◆ EXERCISE ◆
Report every line from the material that contains the word "Fusce".

#### DATA TO PROCESS

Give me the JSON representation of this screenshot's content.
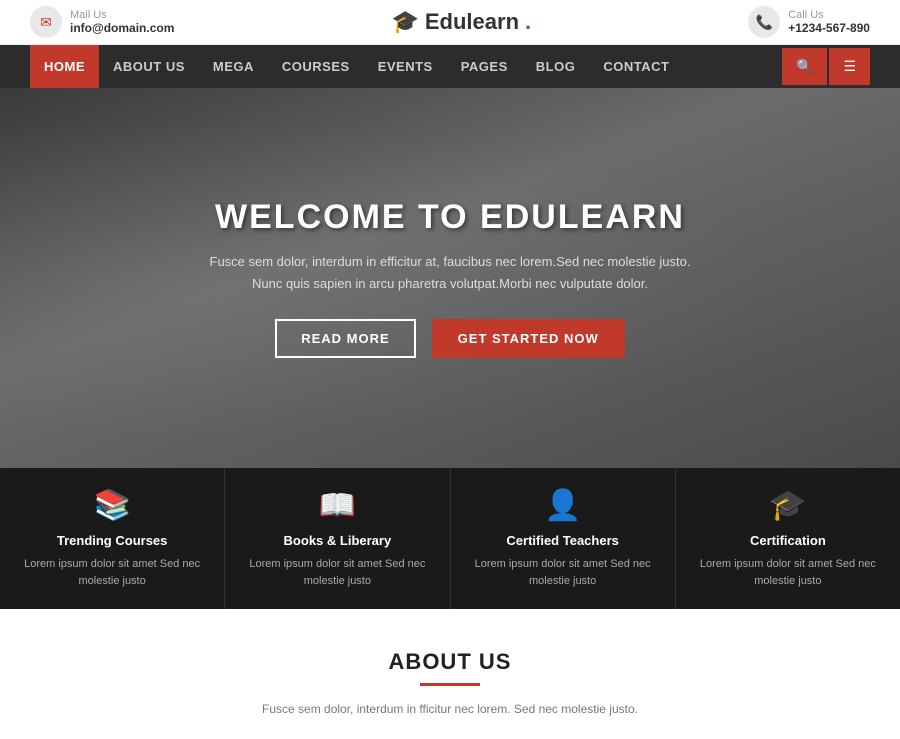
{
  "topbar": {
    "mail_label": "Mail Us",
    "mail_value": "info@domain.com",
    "logo_text": "Edulearn",
    "logo_dot": ".",
    "call_label": "Call Us",
    "call_value": "+1234-567-890"
  },
  "nav": {
    "items": [
      {
        "label": "HOME",
        "active": true
      },
      {
        "label": "ABOUT US",
        "active": false
      },
      {
        "label": "MEGA",
        "active": false
      },
      {
        "label": "COURSES",
        "active": false
      },
      {
        "label": "EVENTS",
        "active": false
      },
      {
        "label": "PAGES",
        "active": false
      },
      {
        "label": "BLOG",
        "active": false
      },
      {
        "label": "CONTACT",
        "active": false
      }
    ],
    "search_btn": "🔍",
    "menu_btn": "☰"
  },
  "hero": {
    "title": "WELCOME TO EDULEARN",
    "subtitle_line1": "Fusce sem dolor, interdum in efficitur at, faucibus nec lorem.Sed nec molestie justo.",
    "subtitle_line2": "Nunc quis sapien in arcu pharetra volutpat.Morbi nec vulputate dolor.",
    "btn_read_more": "READ MORE",
    "btn_get_started": "GET STARTED NOW"
  },
  "features": [
    {
      "icon": "📚",
      "title": "Trending Courses",
      "text": "Lorem ipsum dolor sit amet Sed nec molestie justo"
    },
    {
      "icon": "📖",
      "title": "Books & Liberary",
      "text": "Lorem ipsum dolor sit amet Sed nec molestie justo"
    },
    {
      "icon": "👤",
      "title": "Certified Teachers",
      "text": "Lorem ipsum dolor sit amet Sed nec molestie justo"
    },
    {
      "icon": "🎓",
      "title": "Certification",
      "text": "Lorem ipsum dolor sit amet Sed nec molestie justo"
    }
  ],
  "about": {
    "title": "ABOUT US",
    "text": "Fusce sem dolor, interdum in fficitur nec lorem. Sed nec molestie justo."
  }
}
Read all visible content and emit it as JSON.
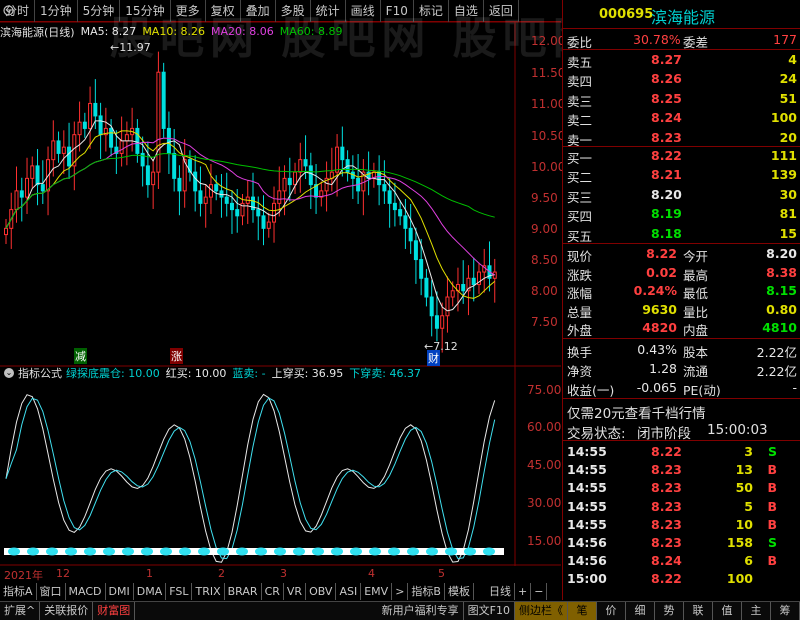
{
  "watermark": "股吧网 股吧网 股吧网",
  "menu": [
    "分时",
    "1分钟",
    "5分钟",
    "15分钟",
    "更多",
    "复权",
    "叠加",
    "多股",
    "统计",
    "画线",
    "F10",
    "标记",
    "自选",
    "返回"
  ],
  "main_header": {
    "title": "滨海能源(日线)",
    "ma5": "MA5: 8.27",
    "ma10": "MA10: 8.26",
    "ma20": "MA20: 8.06",
    "ma60": "MA60: 8.89"
  },
  "price_axis": [
    "12.00",
    "11.50",
    "11.00",
    "10.50",
    "10.00",
    "9.50",
    "9.00",
    "8.50",
    "8.00",
    "7.50"
  ],
  "annotations": {
    "high": "11.97",
    "low": "7.12",
    "jian": "减",
    "zhang": "涨",
    "cai": "财"
  },
  "indicator_header": {
    "name": "指标公式",
    "formula": "绿探底震仓: 10.00",
    "red_buy": "红买: 10.00",
    "blue_sell": "蓝卖: -",
    "up_cross": "上穿买: 36.95",
    "down_cross": "下穿卖: 46.37"
  },
  "indicator_axis": [
    "75.00",
    "60.00",
    "45.00",
    "30.00",
    "15.00"
  ],
  "date_axis": [
    "2021年",
    "12",
    "1",
    "2",
    "3",
    "4",
    "5"
  ],
  "tabs": [
    "指标A",
    "窗口",
    "MACD",
    "DMI",
    "DMA",
    "FSL",
    "TRIX",
    "BRAR",
    "CR",
    "VR",
    "OBV",
    "ASI",
    "EMV",
    ">",
    "指标B",
    "模板",
    "日线",
    "+",
    "−"
  ],
  "bottom_tabs": [
    "扩展^",
    "关联报价",
    "财富图",
    "新用户福利专享",
    "图文F10",
    "侧边栏《"
  ],
  "right_bottom_tabs": [
    "笔",
    "价",
    "细",
    "势",
    "联",
    "值",
    "主",
    "筹"
  ],
  "stock": {
    "code": "000695",
    "name": "滨海能源"
  },
  "order_book": {
    "weibi_label": "委比",
    "weibi": "30.78%",
    "weicha_label": "委差",
    "weicha": "177",
    "asks": [
      {
        "label": "卖五",
        "price": "8.27",
        "vol": "4"
      },
      {
        "label": "卖四",
        "price": "8.26",
        "vol": "24"
      },
      {
        "label": "卖三",
        "price": "8.25",
        "vol": "51"
      },
      {
        "label": "卖二",
        "price": "8.24",
        "vol": "100"
      },
      {
        "label": "卖一",
        "price": "8.23",
        "vol": "20"
      }
    ],
    "bids": [
      {
        "label": "买一",
        "price": "8.22",
        "vol": "111"
      },
      {
        "label": "买二",
        "price": "8.21",
        "vol": "139"
      },
      {
        "label": "买三",
        "price": "8.20",
        "vol": "30"
      },
      {
        "label": "买四",
        "price": "8.19",
        "vol": "81"
      },
      {
        "label": "买五",
        "price": "8.18",
        "vol": "15"
      }
    ]
  },
  "quote": [
    {
      "l1": "现价",
      "v1": "8.22",
      "l2": "今开",
      "v2": "8.20"
    },
    {
      "l1": "涨跌",
      "v1": "0.02",
      "l2": "最高",
      "v2": "8.38"
    },
    {
      "l1": "涨幅",
      "v1": "0.24%",
      "l2": "最低",
      "v2": "8.15"
    },
    {
      "l1": "总量",
      "v1": "9630",
      "l2": "量比",
      "v2": "0.80"
    },
    {
      "l1": "外盘",
      "v1": "4820",
      "l2": "内盘",
      "v2": "4810"
    }
  ],
  "fundamentals": [
    {
      "l1": "换手",
      "v1": "0.43%",
      "l2": "股本",
      "v2": "2.22亿"
    },
    {
      "l1": "净资",
      "v1": "1.28",
      "l2": "流通",
      "v2": "2.22亿"
    },
    {
      "l1": "收益(一)",
      "v1": "-0.065",
      "l2": "PE(动)",
      "v2": "-"
    }
  ],
  "promo": "仅需20元查看千档行情",
  "trade_status": {
    "label": "交易状态:",
    "value": "闭市阶段",
    "time": "15:00:03"
  },
  "ticks": [
    {
      "t": "14:55",
      "p": "8.22",
      "v": "3",
      "s": "S"
    },
    {
      "t": "14:55",
      "p": "8.23",
      "v": "13",
      "s": "B"
    },
    {
      "t": "14:55",
      "p": "8.23",
      "v": "50",
      "s": "B"
    },
    {
      "t": "14:55",
      "p": "8.23",
      "v": "5",
      "s": "B"
    },
    {
      "t": "14:55",
      "p": "8.23",
      "v": "10",
      "s": "B"
    },
    {
      "t": "14:56",
      "p": "8.23",
      "v": "158",
      "s": "S"
    },
    {
      "t": "14:56",
      "p": "8.24",
      "v": "6",
      "s": "B"
    },
    {
      "t": "15:00",
      "p": "8.22",
      "v": "100",
      "s": ""
    }
  ],
  "colors": {
    "up": "#ff3030",
    "down": "#00e0e0",
    "ma5": "#e8e8e8",
    "ma10": "#e0e000",
    "ma20": "#e040e0",
    "ma60": "#00c000",
    "border": "#800000"
  }
}
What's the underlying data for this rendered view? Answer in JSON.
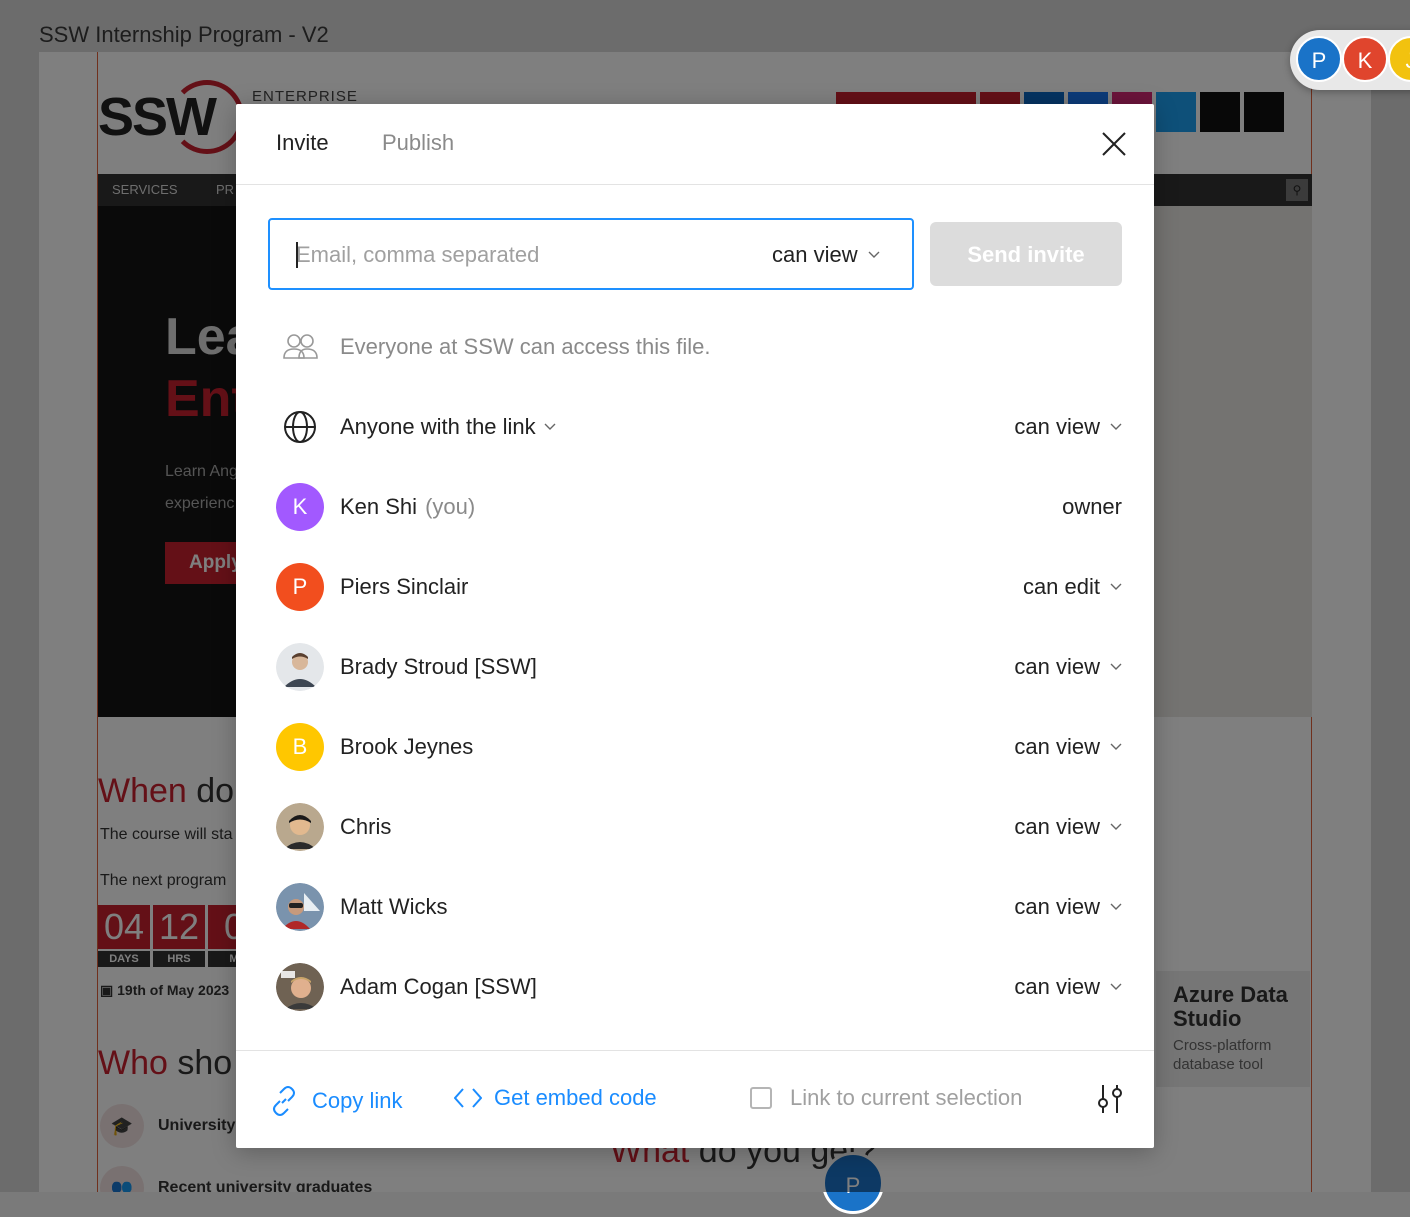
{
  "background": {
    "frame_title": "SSW Internship Program - V2",
    "enterprise_label": "ENTERPRISE",
    "nav_items": [
      "SERVICES",
      "PR"
    ],
    "hero_title_line1": "Lea",
    "hero_title_line2": "Ent",
    "hero_lead_line1": "Learn Ang",
    "hero_lead_line2": "experienc",
    "hero_button": "Apply",
    "when_heading_red": "When",
    "when_heading_rest": " do",
    "course_text": "The course will sta",
    "next_program_text": "The next program",
    "countdown": [
      {
        "value": "04",
        "label": "DAYS"
      },
      {
        "value": "12",
        "label": "HRS"
      },
      {
        "value": "0",
        "label": "M"
      }
    ],
    "date_text": "19th of May 2023",
    "who_heading_red": "Who",
    "who_heading_rest": " sho",
    "who_items": [
      "University",
      "Recent university graduates"
    ],
    "azure_title": "Azure Data Studio",
    "azure_sub": "Cross-platform database tool",
    "what_red": "What",
    "what_rest": " do you get?",
    "bottom_avatar_letter": "P"
  },
  "presence": [
    {
      "letter": "P",
      "color": "#1a73c8"
    },
    {
      "letter": "K",
      "color": "#e0452d"
    },
    {
      "letter": "J",
      "color": "#f2c20f"
    }
  ],
  "modal": {
    "tabs": {
      "invite": "Invite",
      "publish": "Publish"
    },
    "invite": {
      "placeholder": "Email, comma separated",
      "permission": "can view",
      "send_label": "Send invite"
    },
    "org_access": "Everyone at SSW can access this file.",
    "link_access": {
      "label": "Anyone with the link",
      "permission": "can view"
    },
    "members": [
      {
        "name": "Ken Shi",
        "suffix": "(you)",
        "permission": "owner",
        "avatar": "K",
        "color": "#a259ff"
      },
      {
        "name": "Piers Sinclair",
        "suffix": "",
        "permission": "can edit",
        "avatar": "P",
        "color": "#f24e1e"
      },
      {
        "name": "Brady Stroud [SSW]",
        "suffix": "",
        "permission": "can view",
        "avatar": "photo",
        "color": "#cfd6dc"
      },
      {
        "name": "Brook Jeynes",
        "suffix": "",
        "permission": "can view",
        "avatar": "B",
        "color": "#ffc700"
      },
      {
        "name": "Chris",
        "suffix": "",
        "permission": "can view",
        "avatar": "photo",
        "color": "#c9b49a"
      },
      {
        "name": "Matt Wicks",
        "suffix": "",
        "permission": "can view",
        "avatar": "photo",
        "color": "#5b6f86"
      },
      {
        "name": "Adam Cogan [SSW]",
        "suffix": "",
        "permission": "can view",
        "avatar": "photo",
        "color": "#8c7a6a"
      }
    ],
    "footer": {
      "copy_link": "Copy link",
      "embed": "Get embed code",
      "link_selection": "Link to current selection"
    }
  }
}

########

◆ WRITTEN ANSWER ◆
    "subtitle_line1": "Fusce sem dolor, interdum in efficitur at, faucibus nec lorem.Sed nec molestie justo.",
    "text": "Fusce sem dolor, interdum in fficitur nec lorem. Sed nec molestie justo."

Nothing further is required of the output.